### Work to do
1. In the post on the merits of ACLs, reproduce the passage between "[E-Lang] Merits of" and "forwarded to /dev/null.", inclusive, swapping "discussion" for "debate".
2. In the post on the merits of ACLs, whose work is cited as having formally shown that ACLs are fatally flawed when taken as the sole protection mechanism of a system?
3. Carry the post on the merits of ACLs forward from its final sentence, keeping its voice and line of argument.

### Text extract
====================
[E-Lang] Merits of ACLs

Jonathan S. Shapiro shap@cs.jhu.edu
Fri, 26 Jan 2001 21:04:14 -0500


I'm really tired of the whole ACL discussion, so I'm joining it.
Comments about the self-evident futility of this approach will be
forwarded to /dev/null.

First, I want to point out that ACLs are fatally flawed only if they are
taken as the sole protection mechanism of the system. This has been
formally shown [Harrison, Ruzzo, Ullman '74]. In contrast, capabilities
not only have decidable (and enforceable) safety, but are also able to
enforce confinement, which is a crucial security building block [Shapiro
'00].

While I agree with MarkM that proxying+conspirators makes nonsense of
policies like "fred cannot access X", it is NOT true that the ACL model
precludes delegation. There is a hidden assumption being made by MarkM,
which is that the "own" right cannot be subdivided. Nothing in the ACL
model precludes introducing a "grant" right separate from the "own"
right. Nothing in the ACL model precludes making the grant right itself
grantable. In such an ACL system, delegation is perfectly feasible. It
may (regrettably) be a rather wider delegation than we want, but it is
feasible. We can even imagine making the "own" right itself delegatable
within the model. Finally, note that ACL delegation is delegation to a
PROCESS, and not to a USER!!!
====================
### Dataset extract
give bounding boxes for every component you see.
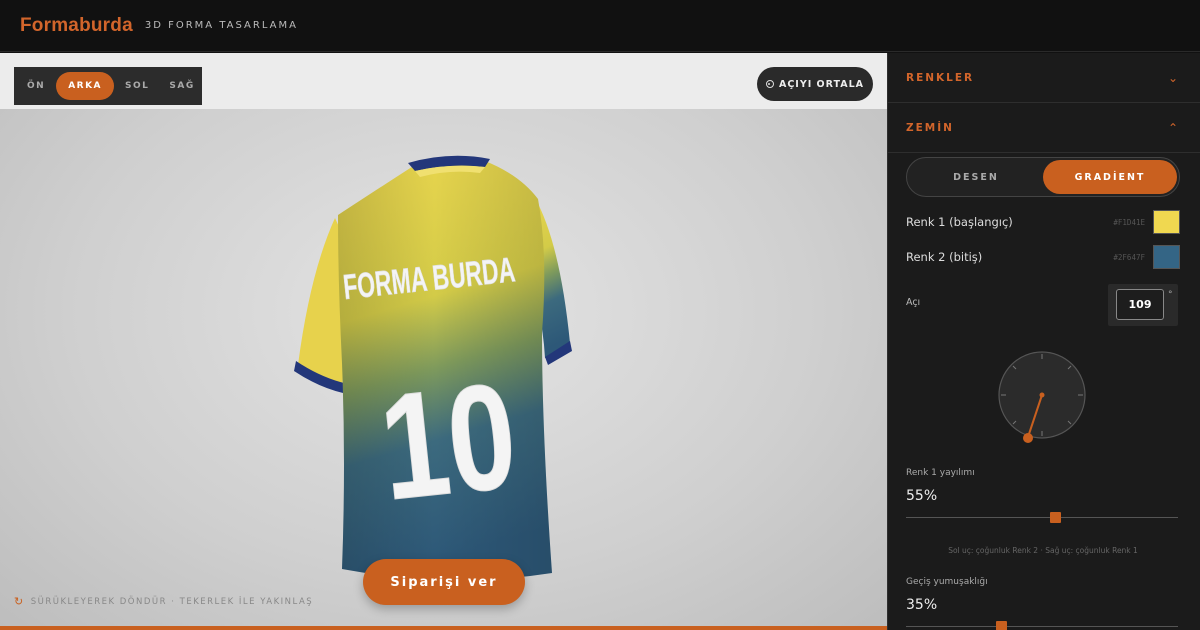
====================
### Answers below
1.
[E-Lang] Merits of ACLs

Jonathan S. Shapiro shap@cs.jhu.edu
Fri, 26 Jan 2001 21:04:14 -0500


I'm really tired of the whole ACL debate, so I'm joining it.
Comments about the self-evident futility of this approach will be
forwarded to /dev/null.

2. Harrison, Ruzzo, and Ullman ('74).

3.
The problem with ACLs, ***with respect to this issue***, is not a
problem with the model. It is a universal problem with all existing
implementations: the "process as subject" idea is universally replaced
in practice with "user as subject". At that point, delegation becomes
far too broad. The reason for this substitution is that the need to
continually update the access table as processes come and go is
prohibitive if the database of access relationships is attached to the
objects. Many of the objects will prove to be disk based, and it is
simply infeasible to update them in a timely way. For this reason, a
simplifying equivalence class (processes/users) is commonly introduced.
Unfortunately, this equivalence class completely defeats any semblance
of security.

On the other hand, narrow delegation is not assured by capability
systems in general either. The reason that narrow delegation works
actually stands *outside* the capability model. However, the critical
mechanism has only been shown (to date) to be feasible in capability
systems, so it may be that capability systems are a necessary enabler.

It is possible to perform a narrow delegation in a capability system
exactly when the (a) the receiving process is trusted or sandboxed and
(b) the person running the receiving process cannot arbitrarily crack it
open and extract its capabilities. The latter constraint is achievable
in capability systems, but it is not guaranteed that all capability
systems will enforce it. Both EROS and E satisfy constraint (b) because
of the design of their respective runtime systems. We could easily
imagine building other runtimes that are capability runtimes that would
not enforce this property. If we did so, we could conceivably make
delegation in a capability system every bit as bad (i.e. just as
promiscuous) as it is in a conventional ACL implementation.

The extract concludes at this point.